[Start of Data rows]

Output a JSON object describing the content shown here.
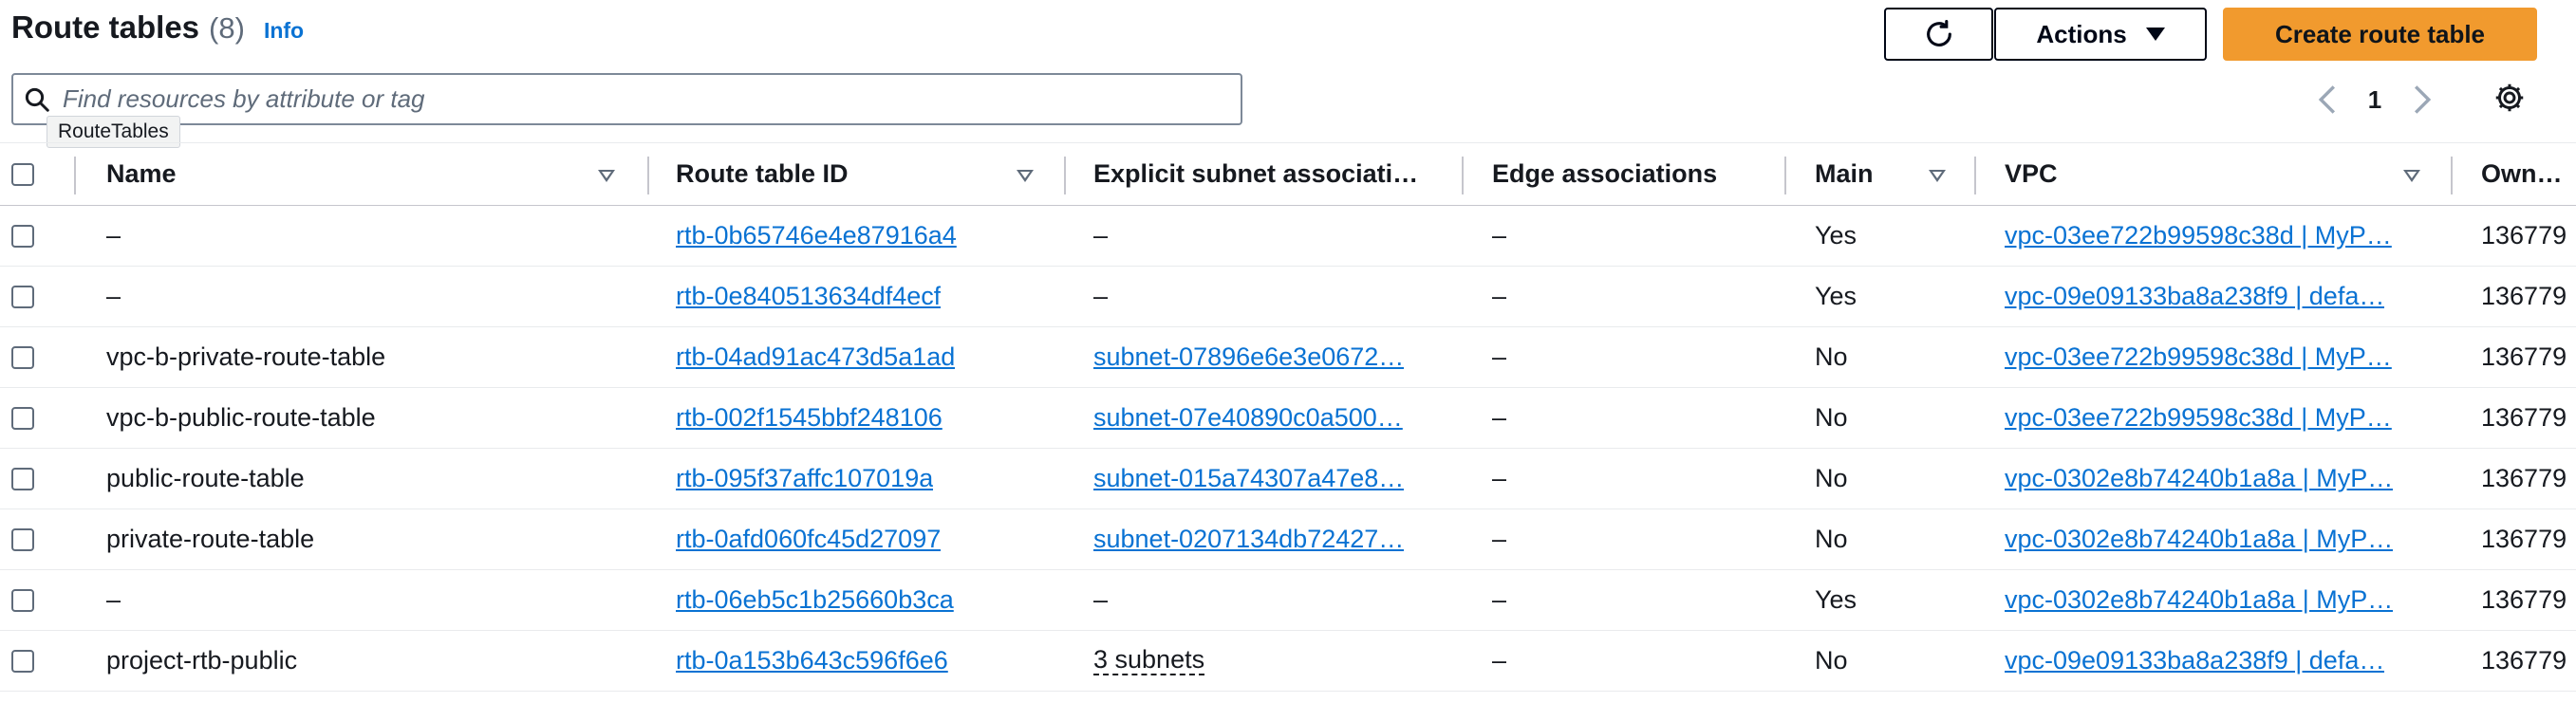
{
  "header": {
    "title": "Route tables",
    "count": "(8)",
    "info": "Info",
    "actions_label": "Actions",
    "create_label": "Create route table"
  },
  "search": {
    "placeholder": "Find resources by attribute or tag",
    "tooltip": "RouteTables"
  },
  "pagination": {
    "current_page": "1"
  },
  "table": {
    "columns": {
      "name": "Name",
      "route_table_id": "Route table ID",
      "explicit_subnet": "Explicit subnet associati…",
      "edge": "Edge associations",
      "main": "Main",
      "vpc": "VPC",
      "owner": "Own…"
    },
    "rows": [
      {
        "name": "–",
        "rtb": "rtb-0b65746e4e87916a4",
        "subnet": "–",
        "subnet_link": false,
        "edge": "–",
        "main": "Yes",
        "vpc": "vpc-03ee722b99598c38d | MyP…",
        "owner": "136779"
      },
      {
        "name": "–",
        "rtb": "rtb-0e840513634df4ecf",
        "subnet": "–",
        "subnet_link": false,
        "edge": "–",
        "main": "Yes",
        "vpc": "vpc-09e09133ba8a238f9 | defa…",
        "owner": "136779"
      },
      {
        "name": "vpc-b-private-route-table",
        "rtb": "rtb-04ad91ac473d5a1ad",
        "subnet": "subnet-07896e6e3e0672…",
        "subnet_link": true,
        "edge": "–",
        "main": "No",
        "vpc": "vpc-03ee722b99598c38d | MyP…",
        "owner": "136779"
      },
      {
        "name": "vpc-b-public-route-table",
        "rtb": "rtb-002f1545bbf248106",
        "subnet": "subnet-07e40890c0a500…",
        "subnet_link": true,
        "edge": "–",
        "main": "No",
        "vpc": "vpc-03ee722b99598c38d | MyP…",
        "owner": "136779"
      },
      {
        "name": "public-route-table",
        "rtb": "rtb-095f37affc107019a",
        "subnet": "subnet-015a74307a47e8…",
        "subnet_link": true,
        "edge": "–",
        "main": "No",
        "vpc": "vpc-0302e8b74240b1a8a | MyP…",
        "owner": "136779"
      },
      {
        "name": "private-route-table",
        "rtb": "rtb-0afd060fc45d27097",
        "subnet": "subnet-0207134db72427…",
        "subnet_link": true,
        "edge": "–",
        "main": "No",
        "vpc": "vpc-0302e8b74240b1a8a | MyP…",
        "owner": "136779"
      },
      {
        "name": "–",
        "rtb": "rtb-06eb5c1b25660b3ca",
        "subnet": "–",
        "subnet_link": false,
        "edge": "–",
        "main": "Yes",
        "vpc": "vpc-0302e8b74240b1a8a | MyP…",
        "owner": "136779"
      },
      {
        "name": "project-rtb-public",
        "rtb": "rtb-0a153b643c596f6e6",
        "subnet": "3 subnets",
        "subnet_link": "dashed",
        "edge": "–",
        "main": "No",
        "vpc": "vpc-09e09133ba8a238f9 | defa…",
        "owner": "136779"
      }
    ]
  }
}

[End of Data rows]
[Start of Data rows]

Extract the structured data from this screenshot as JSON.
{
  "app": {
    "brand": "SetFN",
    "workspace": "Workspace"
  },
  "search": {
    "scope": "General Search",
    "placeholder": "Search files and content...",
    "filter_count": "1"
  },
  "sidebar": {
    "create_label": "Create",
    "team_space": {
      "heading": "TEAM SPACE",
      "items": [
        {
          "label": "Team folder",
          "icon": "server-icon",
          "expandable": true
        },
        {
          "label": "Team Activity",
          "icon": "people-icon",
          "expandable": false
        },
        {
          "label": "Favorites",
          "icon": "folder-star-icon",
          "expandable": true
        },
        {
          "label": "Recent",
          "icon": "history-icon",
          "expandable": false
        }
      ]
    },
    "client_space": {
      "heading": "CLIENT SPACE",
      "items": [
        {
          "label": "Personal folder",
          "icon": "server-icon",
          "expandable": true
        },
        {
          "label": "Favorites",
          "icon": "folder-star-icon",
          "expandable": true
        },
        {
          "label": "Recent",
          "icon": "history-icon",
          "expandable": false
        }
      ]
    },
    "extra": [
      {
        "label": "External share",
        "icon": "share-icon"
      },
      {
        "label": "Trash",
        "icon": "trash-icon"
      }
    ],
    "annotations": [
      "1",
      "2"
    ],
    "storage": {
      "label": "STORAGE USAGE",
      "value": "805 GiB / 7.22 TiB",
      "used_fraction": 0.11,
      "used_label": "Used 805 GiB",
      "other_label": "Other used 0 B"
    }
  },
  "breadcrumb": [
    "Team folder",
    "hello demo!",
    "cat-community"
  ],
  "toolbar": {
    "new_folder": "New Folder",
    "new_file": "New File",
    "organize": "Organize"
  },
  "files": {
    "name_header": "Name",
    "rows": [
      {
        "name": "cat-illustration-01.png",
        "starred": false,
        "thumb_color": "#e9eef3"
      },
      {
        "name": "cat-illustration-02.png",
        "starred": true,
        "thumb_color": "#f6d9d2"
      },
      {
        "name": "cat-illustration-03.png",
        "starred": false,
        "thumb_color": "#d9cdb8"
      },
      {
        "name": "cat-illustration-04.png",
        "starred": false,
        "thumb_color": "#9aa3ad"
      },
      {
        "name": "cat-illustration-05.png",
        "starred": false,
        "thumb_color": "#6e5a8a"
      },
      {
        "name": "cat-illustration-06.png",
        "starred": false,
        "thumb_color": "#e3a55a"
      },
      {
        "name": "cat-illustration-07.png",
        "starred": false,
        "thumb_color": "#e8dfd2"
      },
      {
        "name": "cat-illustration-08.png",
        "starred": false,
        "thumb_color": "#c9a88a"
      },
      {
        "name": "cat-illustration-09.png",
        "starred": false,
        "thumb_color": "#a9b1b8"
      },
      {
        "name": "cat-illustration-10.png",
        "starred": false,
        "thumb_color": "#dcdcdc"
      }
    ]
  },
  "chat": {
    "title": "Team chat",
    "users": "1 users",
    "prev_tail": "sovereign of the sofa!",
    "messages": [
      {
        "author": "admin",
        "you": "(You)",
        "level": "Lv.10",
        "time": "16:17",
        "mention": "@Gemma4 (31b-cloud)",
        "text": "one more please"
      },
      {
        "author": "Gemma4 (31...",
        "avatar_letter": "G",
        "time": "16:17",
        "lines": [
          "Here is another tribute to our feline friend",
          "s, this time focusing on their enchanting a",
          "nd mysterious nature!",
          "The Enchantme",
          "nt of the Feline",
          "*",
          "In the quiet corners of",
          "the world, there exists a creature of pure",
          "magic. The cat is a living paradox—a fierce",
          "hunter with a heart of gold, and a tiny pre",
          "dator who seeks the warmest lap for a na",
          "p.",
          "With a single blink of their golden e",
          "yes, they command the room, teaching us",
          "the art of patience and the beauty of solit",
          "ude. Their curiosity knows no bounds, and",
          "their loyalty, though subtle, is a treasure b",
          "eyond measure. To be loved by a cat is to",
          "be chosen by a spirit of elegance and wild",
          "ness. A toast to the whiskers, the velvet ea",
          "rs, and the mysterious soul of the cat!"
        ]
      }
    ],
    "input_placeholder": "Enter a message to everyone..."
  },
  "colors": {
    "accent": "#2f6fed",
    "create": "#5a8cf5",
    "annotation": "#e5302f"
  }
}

[End of Data rows]

• [Requirements]: Check each line of the records for "illustration" and copy the ones that contain it.

• [Response for this exercise]:
        "name": "cat-illustration-01.png",
        "name": "cat-illustration-02.png",
        "name": "cat-illustration-03.png",
        "name": "cat-illustration-04.png",
        "name": "cat-illustration-05.png",
        "name": "cat-illustration-06.png",
        "name": "cat-illustration-07.png",
        "name": "cat-illustration-08.png",
        "name": "cat-illustration-09.png",
        "name": "cat-illustration-10.png",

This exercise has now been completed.